Before returning the data, strip out the pictures and keep everything else exactly the same.

Segment Start: SUPPLIED DATA

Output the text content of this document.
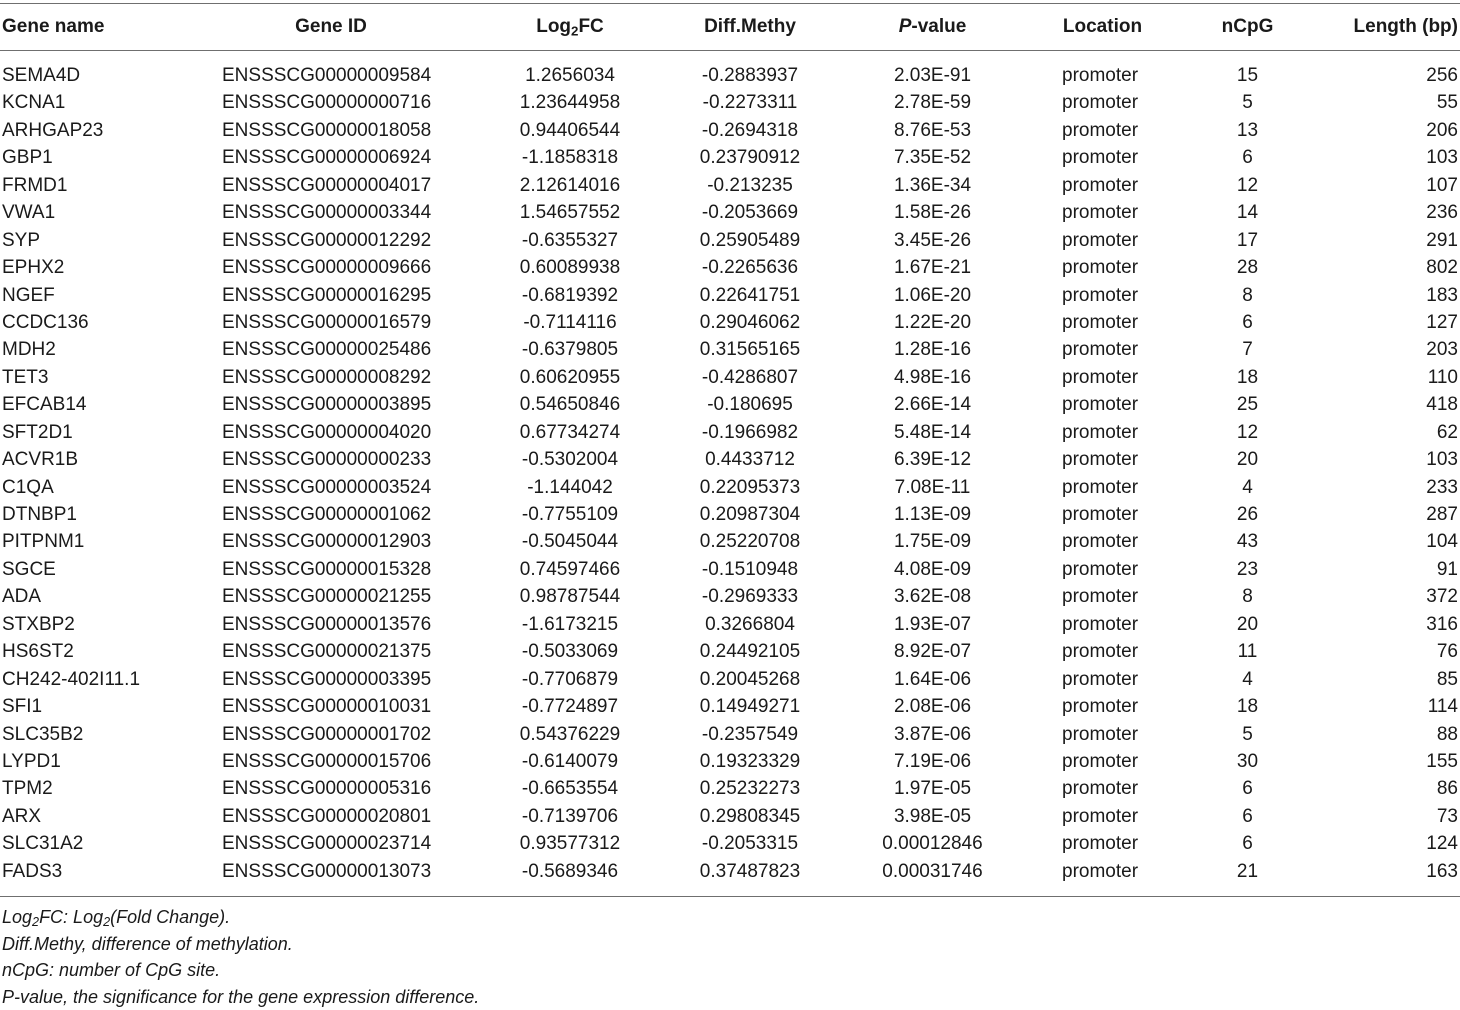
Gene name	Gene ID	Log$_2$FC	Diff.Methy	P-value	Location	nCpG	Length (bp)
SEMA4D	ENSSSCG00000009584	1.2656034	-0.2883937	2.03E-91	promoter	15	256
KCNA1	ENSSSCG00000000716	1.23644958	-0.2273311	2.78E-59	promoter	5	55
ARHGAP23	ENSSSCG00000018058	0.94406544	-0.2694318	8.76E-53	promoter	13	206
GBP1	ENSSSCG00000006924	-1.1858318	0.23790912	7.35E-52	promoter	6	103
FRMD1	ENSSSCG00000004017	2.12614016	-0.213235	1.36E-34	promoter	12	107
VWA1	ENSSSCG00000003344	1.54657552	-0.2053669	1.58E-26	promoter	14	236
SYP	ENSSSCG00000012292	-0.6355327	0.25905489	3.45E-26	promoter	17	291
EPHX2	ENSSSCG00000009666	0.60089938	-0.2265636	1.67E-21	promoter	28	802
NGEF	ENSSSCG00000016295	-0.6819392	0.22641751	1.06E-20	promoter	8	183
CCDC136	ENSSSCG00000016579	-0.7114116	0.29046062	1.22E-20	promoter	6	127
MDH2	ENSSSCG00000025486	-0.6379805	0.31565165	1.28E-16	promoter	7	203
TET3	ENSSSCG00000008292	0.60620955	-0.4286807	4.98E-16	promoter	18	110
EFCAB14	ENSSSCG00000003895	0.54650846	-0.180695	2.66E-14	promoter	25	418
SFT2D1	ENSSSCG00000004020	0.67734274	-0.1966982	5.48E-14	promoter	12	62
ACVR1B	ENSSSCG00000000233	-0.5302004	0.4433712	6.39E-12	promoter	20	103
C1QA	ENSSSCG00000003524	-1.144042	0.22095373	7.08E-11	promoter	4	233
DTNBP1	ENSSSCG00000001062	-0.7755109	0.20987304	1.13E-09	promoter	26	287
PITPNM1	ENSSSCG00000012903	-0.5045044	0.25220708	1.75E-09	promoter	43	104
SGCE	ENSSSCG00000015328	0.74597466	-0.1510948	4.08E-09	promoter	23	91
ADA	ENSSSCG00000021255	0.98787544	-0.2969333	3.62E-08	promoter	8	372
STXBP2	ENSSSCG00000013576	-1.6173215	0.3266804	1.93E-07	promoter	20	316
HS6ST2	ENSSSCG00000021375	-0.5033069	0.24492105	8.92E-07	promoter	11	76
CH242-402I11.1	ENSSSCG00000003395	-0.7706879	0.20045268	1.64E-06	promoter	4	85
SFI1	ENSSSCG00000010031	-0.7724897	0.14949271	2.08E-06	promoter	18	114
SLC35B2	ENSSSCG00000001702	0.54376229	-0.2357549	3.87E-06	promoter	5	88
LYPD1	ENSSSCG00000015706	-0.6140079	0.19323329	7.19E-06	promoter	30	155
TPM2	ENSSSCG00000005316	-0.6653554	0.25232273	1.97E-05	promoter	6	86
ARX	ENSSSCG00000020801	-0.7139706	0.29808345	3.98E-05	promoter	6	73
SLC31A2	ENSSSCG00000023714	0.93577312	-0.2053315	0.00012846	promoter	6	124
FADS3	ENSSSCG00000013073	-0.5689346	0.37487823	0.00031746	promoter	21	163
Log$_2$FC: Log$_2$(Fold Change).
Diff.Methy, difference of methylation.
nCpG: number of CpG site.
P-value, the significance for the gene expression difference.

Segment End: SUPPLIED DATA

RESPONSE TO THE TASK —
Output the text content of this document.
Gene name	Gene ID	Log$_2$FC	Diff.Methy	P-value	Location	nCpG	Length (bp)
SEMA4D	ENSSSCG00000009584	1.2656034	-0.2883937	2.03E-91	promoter	15	256
KCNA1	ENSSSCG00000000716	1.23644958	-0.2273311	2.78E-59	promoter	5	55
ARHGAP23	ENSSSCG00000018058	0.94406544	-0.2694318	8.76E-53	promoter	13	206
GBP1	ENSSSCG00000006924	-1.1858318	0.23790912	7.35E-52	promoter	6	103
FRMD1	ENSSSCG00000004017	2.12614016	-0.213235	1.36E-34	promoter	12	107
VWA1	ENSSSCG00000003344	1.54657552	-0.2053669	1.58E-26	promoter	14	236
SYP	ENSSSCG00000012292	-0.6355327	0.25905489	3.45E-26	promoter	17	291
EPHX2	ENSSSCG00000009666	0.60089938	-0.2265636	1.67E-21	promoter	28	802
NGEF	ENSSSCG00000016295	-0.6819392	0.22641751	1.06E-20	promoter	8	183
CCDC136	ENSSSCG00000016579	-0.7114116	0.29046062	1.22E-20	promoter	6	127
MDH2	ENSSSCG00000025486	-0.6379805	0.31565165	1.28E-16	promoter	7	203
TET3	ENSSSCG00000008292	0.60620955	-0.4286807	4.98E-16	promoter	18	110
EFCAB14	ENSSSCG00000003895	0.54650846	-0.180695	2.66E-14	promoter	25	418
SFT2D1	ENSSSCG00000004020	0.67734274	-0.1966982	5.48E-14	promoter	12	62
ACVR1B	ENSSSCG00000000233	-0.5302004	0.4433712	6.39E-12	promoter	20	103
C1QA	ENSSSCG00000003524	-1.144042	0.22095373	7.08E-11	promoter	4	233
DTNBP1	ENSSSCG00000001062	-0.7755109	0.20987304	1.13E-09	promoter	26	287
PITPNM1	ENSSSCG00000012903	-0.5045044	0.25220708	1.75E-09	promoter	43	104
SGCE	ENSSSCG00000015328	0.74597466	-0.1510948	4.08E-09	promoter	23	91
ADA	ENSSSCG00000021255	0.98787544	-0.2969333	3.62E-08	promoter	8	372
STXBP2	ENSSSCG00000013576	-1.6173215	0.3266804	1.93E-07	promoter	20	316
HS6ST2	ENSSSCG00000021375	-0.5033069	0.24492105	8.92E-07	promoter	11	76
CH242-402I11.1	ENSSSCG00000003395	-0.7706879	0.20045268	1.64E-06	promoter	4	85
SFI1	ENSSSCG00000010031	-0.7724897	0.14949271	2.08E-06	promoter	18	114
SLC35B2	ENSSSCG00000001702	0.54376229	-0.2357549	3.87E-06	promoter	5	88
LYPD1	ENSSSCG00000015706	-0.6140079	0.19323329	7.19E-06	promoter	30	155
TPM2	ENSSSCG00000005316	-0.6653554	0.25232273	1.97E-05	promoter	6	86
ARX	ENSSSCG00000020801	-0.7139706	0.29808345	3.98E-05	promoter	6	73
SLC31A2	ENSSSCG00000023714	0.93577312	-0.2053315	0.00012846	promoter	6	124
FADS3	ENSSSCG00000013073	-0.5689346	0.37487823	0.00031746	promoter	21	163
Log$_2$FC: Log$_2$(Fold Change).
Diff.Methy, difference of methylation.
nCpG: number of CpG site.
P-value, the significance for the gene expression difference.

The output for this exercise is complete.